◆ PASSAGE TO READ
# La Spaziale Flow Issue



## Dang24 (Apr 20, 2014)

Just seeing if anyone knows why my shots are not flowing freely, which wasn't happening before.

I've got the right grind setting, and the shot starts off well, but after about 5-10gs out, it starts to drip rather than a continued flow. I was just wondering if it's something I'm doing or whether the machine isn't running right?!

Cheers.


----------



## lake_m (Feb 4, 2017)

I'm sorry to hear about your problem. Strange behaviour indeed. Flow usually speeds up as you get further into the extraction.

Before ripping into the machine it may be worth trying different beans just to rule that out.

What is the pressure gauge reading when it stops flowing?


----------



## Dang24 (Apr 20, 2014)

Hi, yeah that's true, so it should get quicker.

I can try some new beans, as I'm almost out of my current ones. The pressure gauge reads 10bar and stays there at that throughout.

I do often have a watery puck if that's a sign of something?!


----------



## El carajillo (Mar 16, 2013)

Have you checked and cleaned the screen / brew head ? back flush with cleaner ? Are you in a hard water area ? scale particle partially blocking flow ?


----------



## Obnic (Jan 14, 2014)

+1 on Frank's advice.

Id also open the machine case and (using a torch) check for any pinhole leaks/splits in the tubing.


----------



## Dang24 (Apr 20, 2014)

◆ SET PROBLEM 1
Using the La Spaziale thread, decide whether each statement agrees with it, answering yes or no and quoting the words that settle it: (a) Throughout the shot, the pressure gauge stays at 10 bar. (b) One reply says flow normally slows down later in the extraction. (c) One reply recommends inspecting the tubing for pinhole leaks.
◆ SET PROBLEM 2
Write the next part of the La Spaziale thread, starting from its last line.
The material that comes next was taken from a different source than the La Spaziale thread.

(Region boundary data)
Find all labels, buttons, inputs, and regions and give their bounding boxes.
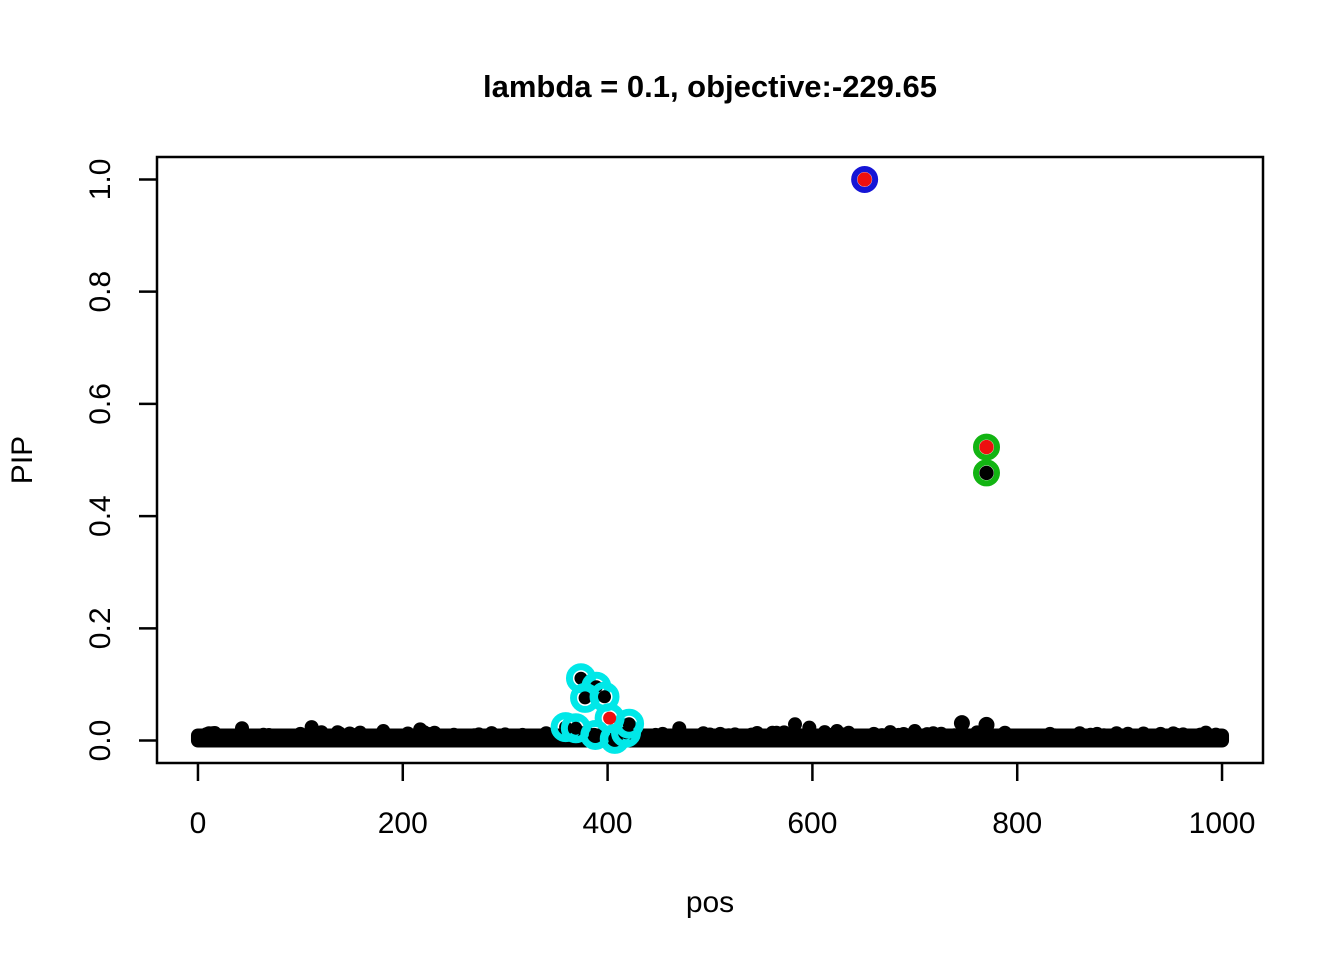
y-tick-label: 0.6: [84, 383, 117, 425]
bump-point: [829, 724, 844, 739]
bump-point: [234, 721, 249, 736]
baseline-point: [666, 732, 681, 747]
chart-title: lambda = 0.1, objective:-229.65: [483, 69, 937, 104]
x-tick-label: 0: [190, 807, 207, 840]
data-points-layer: [190, 165, 1230, 754]
highlight-point-red: [857, 172, 872, 187]
bump-point: [427, 725, 442, 740]
baseline-point: [523, 733, 538, 748]
baseline-point: [840, 733, 855, 748]
x-axis-ticks: 0 200 400 600 800 1000: [190, 763, 1256, 840]
x-axis-title: pos: [686, 886, 734, 919]
x-tick-label: 1000: [1189, 807, 1256, 840]
bump-point: [817, 725, 832, 740]
baseline-point: [318, 733, 333, 748]
y-tick-label: 0.4: [84, 495, 117, 537]
bump-point: [1176, 727, 1191, 742]
y-axis-ticks: 0.0 0.2 0.4 0.6 0.8 1.0: [84, 159, 157, 762]
bump-point: [376, 724, 391, 739]
x-tick-label: 200: [378, 807, 428, 840]
y-tick-label: 0.8: [84, 271, 117, 313]
bump-point: [1042, 726, 1057, 741]
highlight-ring-green: [973, 433, 1000, 461]
y-tick-label: 1.0: [84, 159, 117, 201]
baseline-point: [401, 733, 416, 748]
bump-point: [672, 721, 687, 736]
bump-point: [926, 726, 941, 741]
cluster-point: [588, 728, 602, 742]
baseline-point: [244, 733, 259, 748]
baseline-point: [759, 731, 774, 746]
bump-point: [883, 725, 898, 740]
baseline-point: [1055, 733, 1070, 748]
x-tick-label: 400: [583, 807, 633, 840]
baseline-point: [695, 732, 710, 747]
baseline-point: [1206, 732, 1221, 747]
baseline-point: [1139, 733, 1154, 748]
baseline-point: [792, 728, 807, 743]
highlight-ring-blue: [851, 165, 879, 193]
baseline-point: [461, 733, 476, 748]
baseline-point: [977, 733, 992, 748]
y-tick-label: 0.2: [84, 607, 117, 649]
bump-point: [802, 720, 817, 735]
bump-point: [1109, 726, 1124, 741]
x-tick-label: 600: [787, 807, 837, 840]
plot-box: [155, 155, 1265, 765]
baseline-point: [368, 733, 383, 748]
baseline-point: [684, 733, 699, 748]
bump-point: [997, 725, 1012, 740]
bump-point: [1090, 726, 1105, 741]
baseline-point: [471, 727, 486, 742]
highlight-ring-green: [973, 459, 1000, 487]
cluster-ring-cyan: [594, 703, 625, 734]
highlight-point-red: [979, 439, 994, 455]
bump-point: [293, 726, 308, 741]
cluster-point: [603, 711, 617, 725]
isolated-point: [953, 715, 970, 732]
bump-point: [769, 725, 784, 740]
baseline-point: [256, 727, 271, 742]
bump-point: [539, 726, 554, 741]
cluster-point: [569, 721, 583, 735]
baseline-point: [747, 731, 762, 746]
baseline-point: [1120, 726, 1135, 741]
baseline-point: [1190, 728, 1205, 743]
bump-point: [332, 726, 347, 741]
baseline-point: [730, 732, 745, 747]
bump-point: [713, 726, 728, 741]
cluster-point: [578, 691, 592, 705]
bump-point: [907, 724, 922, 739]
y-tick-label: 0.0: [84, 720, 117, 762]
bump-point: [787, 717, 802, 732]
bump-point: [1153, 726, 1168, 741]
bump-point: [1072, 726, 1087, 741]
bump-point: [866, 726, 881, 741]
baseline-point: [1020, 733, 1035, 748]
baseline-point: [779, 733, 794, 748]
bump-point: [413, 722, 428, 737]
bump-point: [205, 726, 220, 741]
cluster-point: [622, 717, 636, 731]
baseline-point: [652, 732, 667, 747]
isolated-point: [978, 716, 995, 733]
baseline-point: [345, 733, 360, 748]
highlight-point-black: [979, 465, 994, 481]
y-axis-title: PIP: [6, 436, 39, 484]
bump-point: [304, 720, 319, 735]
cluster-point: [598, 690, 612, 704]
bump-point: [498, 727, 513, 742]
x-tick-label: 800: [992, 807, 1042, 840]
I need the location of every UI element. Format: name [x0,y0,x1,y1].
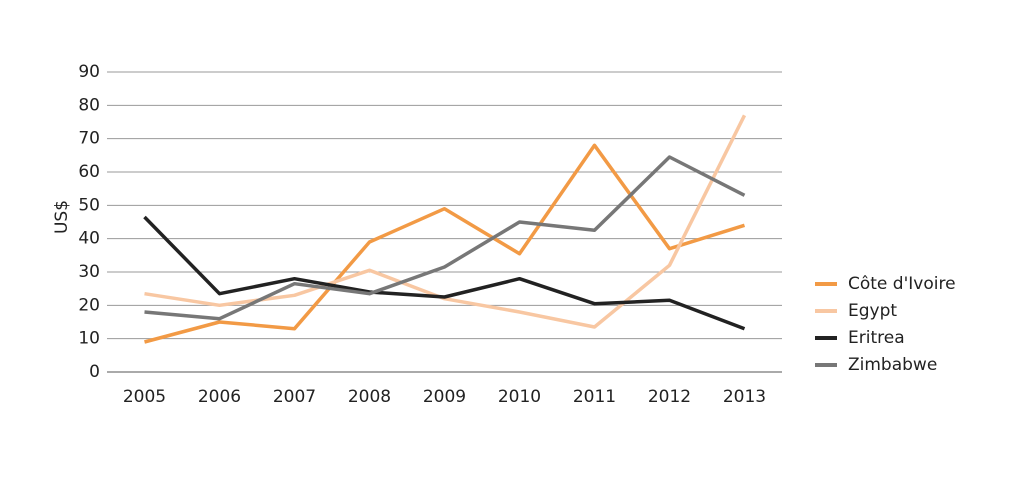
x-tick-label: 2012 [648,387,691,407]
legend-label-eritrea: Eritrea [848,328,905,348]
y-tick-label: 30 [78,262,100,282]
y-tick-label: 0 [89,362,100,382]
series-line-c-te-d-ivoire [144,143,746,344]
x-tick-label: 2013 [723,387,766,407]
y-tick-label: 90 [78,62,100,82]
x-tick-label: 2007 [273,387,316,407]
y-tick-label: 60 [78,162,100,182]
y-tick-label: 10 [78,329,100,349]
legend-label-egypt: Egypt [848,301,897,321]
y-tick-label: 50 [78,195,100,215]
x-tick-label: 2005 [123,387,166,407]
series-line-eritrea [143,215,746,331]
y-axis-label: US$ [52,200,72,234]
legend: Côte d'Ivoire Egypt Eritrea Zimbabwe [815,274,956,375]
legend-label-zimbabwe: Zimbabwe [848,355,937,375]
x-tick-label: 2010 [498,387,541,407]
y-axis-ticks: 0 10 20 30 40 50 60 70 80 90 [78,62,100,382]
x-tick-label: 2006 [198,387,241,407]
series-line-zimbabwe [144,155,746,321]
y-tick-label: 40 [78,229,100,249]
legend-label-c-te-d-ivoire: Côte d'Ivoire [848,274,956,294]
gridlines [107,71,782,373]
x-tick-label: 2008 [348,387,391,407]
y-tick-label: 80 [78,95,100,115]
x-tick-label: 2009 [423,387,466,407]
y-tick-label: 20 [78,295,100,315]
series-lines [143,114,747,344]
y-tick-label: 70 [78,129,100,149]
x-axis-ticks: 2005 2006 2007 2008 2009 2010 2011 2012 2013 [123,387,766,407]
x-tick-label: 2011 [573,387,616,407]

◆ WRITTEN REPLY 1
(a) Yes: "The pressure gauge reads 10bar and stays there at that throughout."
(b) No: "Flow usually speeds up as you get further into the extraction."
(c) Yes: "check for any pinhole leaks/splits in the tubing."

◆ WRITTEN REPLY 2
El carajillo said:


> Have you checked and cleaned the screen / brew head ? back flush with cleaner ? Are you in a hard water area ? scale particle partially blocking flow ?


Hi, yeah I've done all that, I've even just replaced the screen with a IMS comp one. I backflush every 1-2 weeks and use filtered water.

It starts fine and pours freely but then turns to drips after 15secs or so.


----------



## lake_m (Feb 4, 2017)

So it's related to flow-rate not pressure.

Unlikely but it could be the vibe pump on it's way out.

Does the pump deliver a good flow just from the group head with no p/f in?

How old is the machine?

Good news is - they're cheap to replace.


----------



## El carajillo (Mar 16, 2013)

When you say filtered water is that plumbed in or jug filter, the latter not being very effective.

I think your problem may be with the solenoid valve , if it is sticking it may not open fully or be partially blocked . also check switch operation.


----------



## Dang24 (Apr 20, 2014)

lake_m said:


> So it's related to flow-rate not pressure.
> 
> Unlikely but it could be the vibe pump on it's way out.
> 
> ...


Oh ok, it seems to supply water no probs without the pf in and holds at 10bar when espressing. It's not that old, about 2years old, how would I know if the pump is on the way out?

What can a sign of a watery puck be?

Cheers.


----------



## lake_m (Feb 4, 2017)

I wouldn't worry too much about a watery puck. The La Spaz is known for this. (see the S1cafe forum, it's talked to death). It has no effect on taste or indication of pump performance. That's more about dose.

A two year old machine should not have issues with the pump.

What you are describing almost sounds as if the basket is getting blocked mid extraction. The pressure remains at 10 bar because the OPV will be set to this and will kick open. It would be worth taking the front panel off (two screws) and watch the OPV clear outlet tube during an extraction (bottom right hand corner). If you see water passing through the tube into the drip tray, then the OPV is opening to relieve the pressure. This will tell you if the machine is choking. If not, then it's something else.


----------



## Dang24 (Apr 20, 2014)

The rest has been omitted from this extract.